- _Work to complete_
Beneath this task is a listing; retype all of it exactly.

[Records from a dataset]
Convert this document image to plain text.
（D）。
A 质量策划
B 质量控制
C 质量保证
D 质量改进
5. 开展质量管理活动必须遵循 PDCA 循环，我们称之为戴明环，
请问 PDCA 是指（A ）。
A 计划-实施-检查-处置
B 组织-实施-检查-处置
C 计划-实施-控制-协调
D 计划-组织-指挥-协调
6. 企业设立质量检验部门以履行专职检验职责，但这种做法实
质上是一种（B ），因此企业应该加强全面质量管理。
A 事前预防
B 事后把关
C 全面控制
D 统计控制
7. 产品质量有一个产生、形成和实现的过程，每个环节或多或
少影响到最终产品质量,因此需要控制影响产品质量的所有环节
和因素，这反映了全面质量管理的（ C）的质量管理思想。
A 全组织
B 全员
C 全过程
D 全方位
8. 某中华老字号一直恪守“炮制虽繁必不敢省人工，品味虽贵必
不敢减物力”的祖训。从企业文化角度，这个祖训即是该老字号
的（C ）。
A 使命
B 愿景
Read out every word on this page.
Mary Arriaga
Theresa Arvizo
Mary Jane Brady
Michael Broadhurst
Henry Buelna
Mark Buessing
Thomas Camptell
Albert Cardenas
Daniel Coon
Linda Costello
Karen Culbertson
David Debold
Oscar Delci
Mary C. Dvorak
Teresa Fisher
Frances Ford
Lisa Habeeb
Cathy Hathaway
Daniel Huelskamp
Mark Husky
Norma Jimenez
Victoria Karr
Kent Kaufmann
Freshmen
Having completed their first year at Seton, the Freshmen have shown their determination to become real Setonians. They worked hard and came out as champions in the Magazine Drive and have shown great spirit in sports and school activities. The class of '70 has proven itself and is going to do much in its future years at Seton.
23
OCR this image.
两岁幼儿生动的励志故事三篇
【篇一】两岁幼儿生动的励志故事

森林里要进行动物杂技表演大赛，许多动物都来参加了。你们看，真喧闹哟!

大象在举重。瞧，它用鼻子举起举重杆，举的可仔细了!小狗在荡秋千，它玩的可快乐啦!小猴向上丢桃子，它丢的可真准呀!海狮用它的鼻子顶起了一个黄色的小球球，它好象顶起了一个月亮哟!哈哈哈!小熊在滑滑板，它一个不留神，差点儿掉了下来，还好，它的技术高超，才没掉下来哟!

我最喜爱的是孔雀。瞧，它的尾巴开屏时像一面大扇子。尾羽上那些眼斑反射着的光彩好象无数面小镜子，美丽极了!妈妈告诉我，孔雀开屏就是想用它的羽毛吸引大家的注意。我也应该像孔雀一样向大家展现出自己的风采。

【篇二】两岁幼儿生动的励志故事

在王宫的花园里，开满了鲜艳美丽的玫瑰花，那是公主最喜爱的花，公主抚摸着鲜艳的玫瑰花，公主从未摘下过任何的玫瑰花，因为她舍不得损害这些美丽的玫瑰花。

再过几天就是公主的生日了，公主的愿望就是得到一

- _Exercise solution_
Convert this document image to plain text.
（D）。
A 质量策划
B 质量控制
C 质量保证
D 质量改进
5. 开展质量管理活动必须遵循 PDCA 循环，我们称之为戴明环，
请问 PDCA 是指（A ）。
A 计划-实施-检查-处置
B 组织-实施-检查-处置
C 计划-实施-控制-协调
D 计划-组织-指挥-协调
6. 企业设立质量检验部门以履行专职检验职责，但这种做法实
质上是一种（B ），因此企业应该加强全面质量管理。
A 事前预防
B 事后把关
C 全面控制
D 统计控制
7. 产品质量有一个产生、形成和实现的过程，每个环节或多或
少影响到最终产品质量,因此需要控制影响产品质量的所有环节
和因素，这反映了全面质量管理的（ C）的质量管理思想。
A 全组织
B 全员
C 全过程
D 全方位
8. 某中华老字号一直恪守“炮制虽繁必不敢省人工，品味虽贵必
不敢减物力”的祖训。从企业文化角度，这个祖训即是该老字号
的（C ）。
A 使命
B 愿景
Read out every word on this page.
Mary Arriaga
Theresa Arvizo
Mary Jane Brady
Michael Broadhurst
Henry Buelna
Mark Buessing
Thomas Camptell
Albert Cardenas
Daniel Coon
Linda Costello
Karen Culbertson
David Debold
Oscar Delci
Mary C. Dvorak
Teresa Fisher
Frances Ford
Lisa Habeeb
Cathy Hathaway
Daniel Huelskamp
Mark Husky
Norma Jimenez
Victoria Karr
Kent Kaufmann
Freshmen
Having completed their first year at Seton, the Freshmen have shown their determination to become real Setonians. They worked hard and came out as champions in the Magazine Drive and have shown great spirit in sports and school activities. The class of '70 has proven itself and is going to do much in its future years at Seton.
23
OCR this image.
两岁幼儿生动的励志故事三篇
【篇一】两岁幼儿生动的励志故事

森林里要进行动物杂技表演大赛，许多动物都来参加了。你们看，真喧闹哟!

大象在举重。瞧，它用鼻子举起举重杆，举的可仔细了!小狗在荡秋千，它玩的可快乐啦!小猴向上丢桃子，它丢的可真准呀!海狮用它的鼻子顶起了一个黄色的小球球，它好象顶起了一个月亮哟!哈哈哈!小熊在滑滑板，它一个不留神，差点儿掉了下来，还好，它的技术高超，才没掉下来哟!

我最喜爱的是孔雀。瞧，它的尾巴开屏时像一面大扇子。尾羽上那些眼斑反射着的光彩好象无数面小镜子，美丽极了!妈妈告诉我，孔雀开屏就是想用它的羽毛吸引大家的注意。我也应该像孔雀一样向大家展现出自己的风采。

【篇二】两岁幼儿生动的励志故事

在王宫的花园里，开满了鲜艳美丽的玫瑰花，那是公主最喜爱的花，公主抚摸着鲜艳的玫瑰花，公主从未摘下过任何的玫瑰花，因为她舍不得损害这些美丽的玫瑰花。

再过几天就是公主的生日了，公主的愿望就是得到一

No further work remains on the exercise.